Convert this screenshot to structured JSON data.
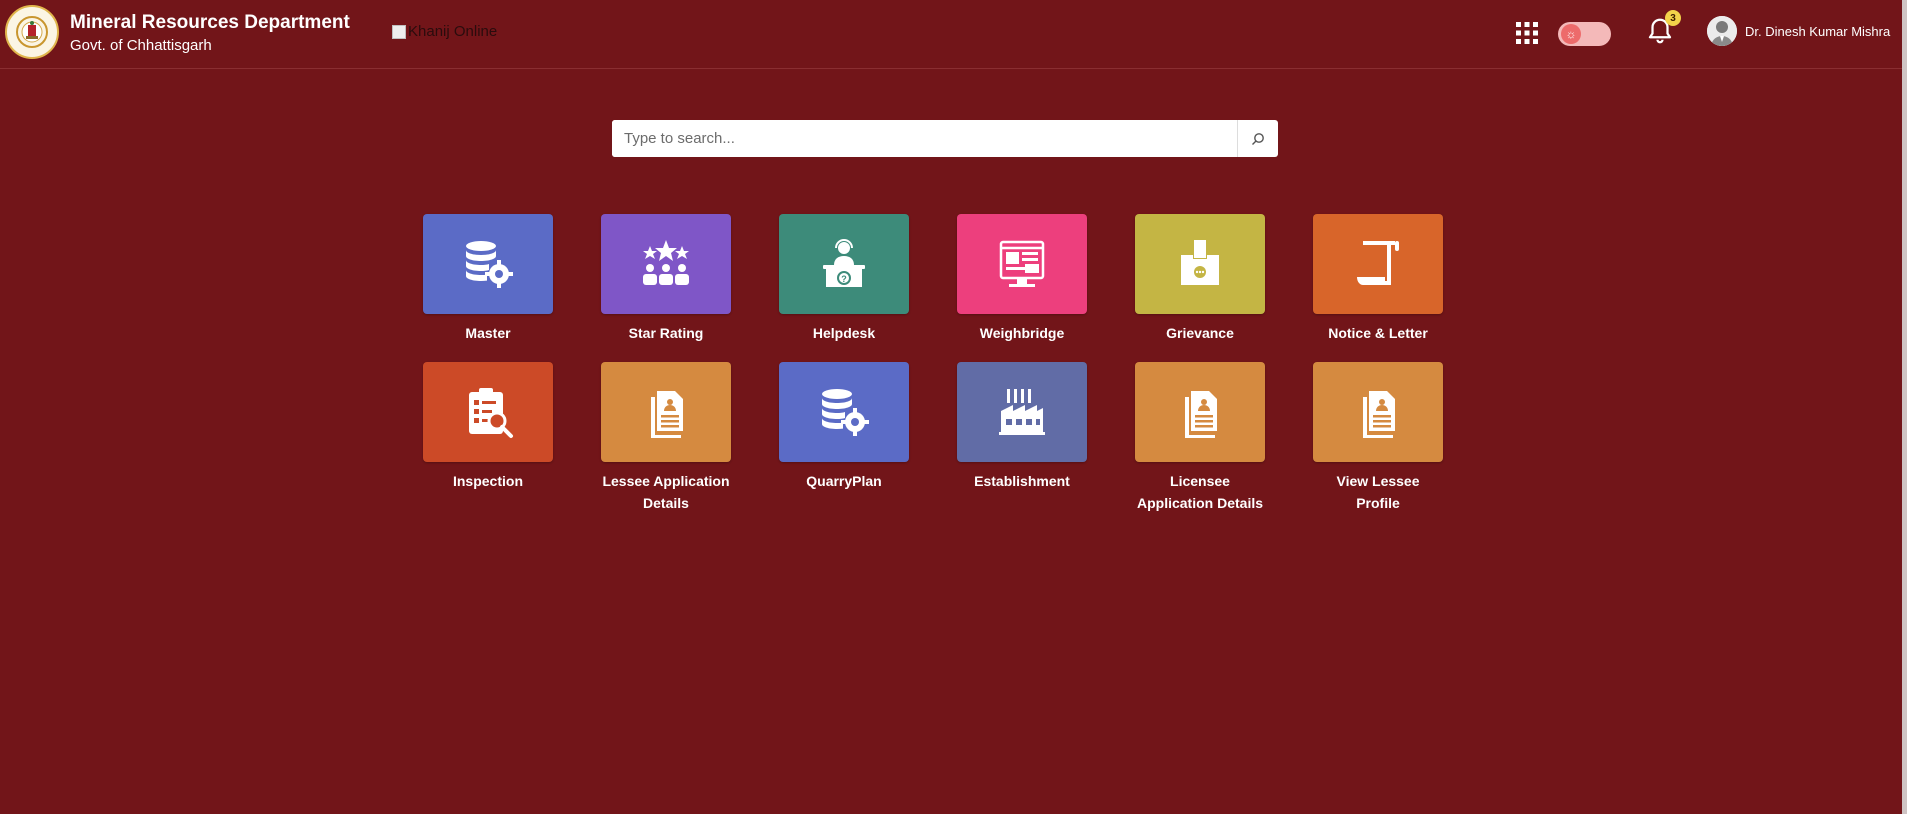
{
  "header": {
    "title": "Mineral Resources Department",
    "subtitle": "Govt. of Chhattisgarh",
    "logo_alt": "Khanij Online",
    "notification_count": "3",
    "user_name": "Dr. Dinesh Kumar Mishra",
    "theme_toggle_icon": "sun-icon"
  },
  "search": {
    "placeholder": "Type to search..."
  },
  "tiles": [
    {
      "label": "Master",
      "color": "#5b6bc6",
      "icon": "database-gear-icon"
    },
    {
      "label": "Star Rating",
      "color": "#7f56c7",
      "icon": "star-rating-icon"
    },
    {
      "label": "Helpdesk",
      "color": "#3d8b7a",
      "icon": "helpdesk-icon"
    },
    {
      "label": "Weighbridge",
      "color": "#ed3f7d",
      "icon": "weighbridge-icon"
    },
    {
      "label": "Grievance",
      "color": "#c4b544",
      "icon": "grievance-box-icon"
    },
    {
      "label": "Notice & Letter",
      "color": "#d8652a",
      "icon": "notice-scroll-icon"
    },
    {
      "label": "Inspection",
      "color": "#cc4a27",
      "icon": "inspection-clipboard-icon"
    },
    {
      "label": "Lessee Application Details",
      "color": "#d58a40",
      "icon": "document-user-icon"
    },
    {
      "label": "QuarryPlan",
      "color": "#5b6bc6",
      "icon": "database-gear-icon"
    },
    {
      "label": "Establishment",
      "color": "#616ca6",
      "icon": "factory-icon"
    },
    {
      "label": "Licensee Application Details",
      "color": "#d58a40",
      "icon": "document-user-icon"
    },
    {
      "label": "View Lessee Profile",
      "color": "#d58a40",
      "icon": "document-user-icon"
    }
  ]
}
• • • • •
» What you should do:
Search the entries for the word "color" and pick out every line that holds it.

» Task solution:
      "color": "#5b6bc6",
      "color": "#7f56c7",
      "color": "#3d8b7a",
      "color": "#ed3f7d",
      "color": "#c4b544",
      "color": "#d8652a",
      "color": "#cc4a27",
      "color": "#d58a40",
      "color": "#5b6bc6",
      "color": "#616ca6",
      "color": "#d58a40",
      "color": "#d58a40",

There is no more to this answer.